** Short exercise **
Tally the lines containing the word "from", and report the tally alone.
— Begin Records for this task —
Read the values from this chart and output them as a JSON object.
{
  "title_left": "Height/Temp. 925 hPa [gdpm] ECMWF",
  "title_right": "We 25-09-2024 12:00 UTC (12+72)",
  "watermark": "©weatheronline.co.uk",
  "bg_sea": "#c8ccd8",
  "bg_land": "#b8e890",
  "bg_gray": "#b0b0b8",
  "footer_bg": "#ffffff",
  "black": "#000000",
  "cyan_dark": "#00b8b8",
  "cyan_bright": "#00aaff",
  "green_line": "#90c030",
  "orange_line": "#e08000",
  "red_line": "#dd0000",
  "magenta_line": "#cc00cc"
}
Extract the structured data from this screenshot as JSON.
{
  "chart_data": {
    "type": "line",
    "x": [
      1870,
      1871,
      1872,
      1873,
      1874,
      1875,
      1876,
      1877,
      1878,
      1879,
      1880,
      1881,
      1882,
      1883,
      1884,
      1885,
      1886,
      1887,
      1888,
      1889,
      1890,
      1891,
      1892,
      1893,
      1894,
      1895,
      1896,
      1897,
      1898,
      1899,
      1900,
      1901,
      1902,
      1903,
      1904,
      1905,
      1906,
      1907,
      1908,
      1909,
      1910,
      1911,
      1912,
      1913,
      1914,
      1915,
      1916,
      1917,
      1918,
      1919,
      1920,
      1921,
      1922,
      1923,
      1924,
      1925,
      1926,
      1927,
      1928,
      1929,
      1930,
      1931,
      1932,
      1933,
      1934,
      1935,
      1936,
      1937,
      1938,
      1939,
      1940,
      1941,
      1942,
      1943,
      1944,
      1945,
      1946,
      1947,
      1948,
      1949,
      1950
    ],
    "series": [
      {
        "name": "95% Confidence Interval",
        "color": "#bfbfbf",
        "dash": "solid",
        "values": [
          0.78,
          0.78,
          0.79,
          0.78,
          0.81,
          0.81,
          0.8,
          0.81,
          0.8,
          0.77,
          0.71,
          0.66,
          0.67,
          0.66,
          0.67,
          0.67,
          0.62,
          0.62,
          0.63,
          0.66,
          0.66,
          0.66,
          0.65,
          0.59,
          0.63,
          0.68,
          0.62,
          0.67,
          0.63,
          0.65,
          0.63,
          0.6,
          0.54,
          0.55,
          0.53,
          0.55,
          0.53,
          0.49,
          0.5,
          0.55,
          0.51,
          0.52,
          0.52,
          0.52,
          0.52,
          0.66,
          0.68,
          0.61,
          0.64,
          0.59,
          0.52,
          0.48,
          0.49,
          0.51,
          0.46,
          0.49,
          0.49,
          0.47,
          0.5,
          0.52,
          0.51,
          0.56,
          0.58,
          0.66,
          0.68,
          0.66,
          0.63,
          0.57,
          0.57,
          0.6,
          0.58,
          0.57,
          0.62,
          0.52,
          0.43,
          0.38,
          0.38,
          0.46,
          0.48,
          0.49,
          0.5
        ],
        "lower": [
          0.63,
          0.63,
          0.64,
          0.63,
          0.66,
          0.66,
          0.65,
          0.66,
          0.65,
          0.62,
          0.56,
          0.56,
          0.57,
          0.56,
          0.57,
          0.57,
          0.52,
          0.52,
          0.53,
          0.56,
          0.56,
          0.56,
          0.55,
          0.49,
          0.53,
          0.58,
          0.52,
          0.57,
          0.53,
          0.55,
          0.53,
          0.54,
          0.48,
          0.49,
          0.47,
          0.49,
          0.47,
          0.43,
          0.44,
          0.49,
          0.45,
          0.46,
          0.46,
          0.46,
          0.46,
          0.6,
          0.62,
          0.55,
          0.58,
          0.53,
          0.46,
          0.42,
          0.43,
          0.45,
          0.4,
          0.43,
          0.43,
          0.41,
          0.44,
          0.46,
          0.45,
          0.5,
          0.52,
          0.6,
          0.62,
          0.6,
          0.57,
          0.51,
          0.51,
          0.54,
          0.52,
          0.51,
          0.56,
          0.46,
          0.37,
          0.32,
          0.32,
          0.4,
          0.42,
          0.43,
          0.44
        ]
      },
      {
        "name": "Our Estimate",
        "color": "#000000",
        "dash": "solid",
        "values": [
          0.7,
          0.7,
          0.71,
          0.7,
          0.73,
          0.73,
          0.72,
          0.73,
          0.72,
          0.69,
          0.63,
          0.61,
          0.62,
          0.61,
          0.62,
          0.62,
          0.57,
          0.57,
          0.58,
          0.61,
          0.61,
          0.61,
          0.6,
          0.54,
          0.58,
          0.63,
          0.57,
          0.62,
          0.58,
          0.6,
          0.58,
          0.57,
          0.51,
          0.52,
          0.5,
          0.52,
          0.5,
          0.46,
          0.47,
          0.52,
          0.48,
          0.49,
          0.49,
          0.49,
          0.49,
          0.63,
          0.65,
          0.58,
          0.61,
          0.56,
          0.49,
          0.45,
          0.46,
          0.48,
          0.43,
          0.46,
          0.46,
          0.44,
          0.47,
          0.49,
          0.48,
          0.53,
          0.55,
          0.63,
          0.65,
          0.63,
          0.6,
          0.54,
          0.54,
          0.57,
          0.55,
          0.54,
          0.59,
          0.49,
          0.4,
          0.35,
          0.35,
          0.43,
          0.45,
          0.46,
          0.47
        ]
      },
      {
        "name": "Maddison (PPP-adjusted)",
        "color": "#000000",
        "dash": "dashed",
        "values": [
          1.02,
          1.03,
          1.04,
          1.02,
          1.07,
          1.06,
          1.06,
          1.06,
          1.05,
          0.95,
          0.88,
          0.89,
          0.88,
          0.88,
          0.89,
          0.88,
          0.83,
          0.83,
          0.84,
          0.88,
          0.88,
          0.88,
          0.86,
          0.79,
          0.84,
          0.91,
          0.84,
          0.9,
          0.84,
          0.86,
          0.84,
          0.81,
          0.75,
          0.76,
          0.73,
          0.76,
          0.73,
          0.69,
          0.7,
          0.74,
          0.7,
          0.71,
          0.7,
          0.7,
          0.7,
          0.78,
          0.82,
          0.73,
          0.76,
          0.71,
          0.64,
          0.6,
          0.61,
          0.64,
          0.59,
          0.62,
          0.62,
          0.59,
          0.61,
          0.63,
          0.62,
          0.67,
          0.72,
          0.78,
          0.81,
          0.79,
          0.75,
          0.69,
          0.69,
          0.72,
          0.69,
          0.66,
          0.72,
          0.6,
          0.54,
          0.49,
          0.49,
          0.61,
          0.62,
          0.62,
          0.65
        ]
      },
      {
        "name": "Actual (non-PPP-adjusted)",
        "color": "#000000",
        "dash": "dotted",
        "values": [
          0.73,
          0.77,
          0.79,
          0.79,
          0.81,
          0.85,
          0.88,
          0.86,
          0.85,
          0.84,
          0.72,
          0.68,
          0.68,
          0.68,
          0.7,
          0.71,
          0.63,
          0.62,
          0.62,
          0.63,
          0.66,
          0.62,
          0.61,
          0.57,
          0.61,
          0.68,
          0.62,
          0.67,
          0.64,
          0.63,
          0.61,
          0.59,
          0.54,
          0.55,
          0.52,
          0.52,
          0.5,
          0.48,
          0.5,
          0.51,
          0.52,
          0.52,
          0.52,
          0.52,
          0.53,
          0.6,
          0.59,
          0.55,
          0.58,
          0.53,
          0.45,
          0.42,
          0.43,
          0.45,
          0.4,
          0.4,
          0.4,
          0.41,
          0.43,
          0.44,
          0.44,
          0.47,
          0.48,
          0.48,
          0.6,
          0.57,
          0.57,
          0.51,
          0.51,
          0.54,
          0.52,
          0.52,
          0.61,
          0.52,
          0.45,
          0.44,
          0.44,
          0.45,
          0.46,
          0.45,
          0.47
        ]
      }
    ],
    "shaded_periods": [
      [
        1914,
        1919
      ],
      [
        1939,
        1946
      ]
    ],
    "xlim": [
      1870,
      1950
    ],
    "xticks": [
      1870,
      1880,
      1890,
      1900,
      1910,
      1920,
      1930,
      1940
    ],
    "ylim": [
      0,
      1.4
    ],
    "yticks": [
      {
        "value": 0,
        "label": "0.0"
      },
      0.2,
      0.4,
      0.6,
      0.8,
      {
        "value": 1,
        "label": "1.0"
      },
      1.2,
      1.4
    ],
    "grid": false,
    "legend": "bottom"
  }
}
— End Records for this task —
** Exercise solution **
2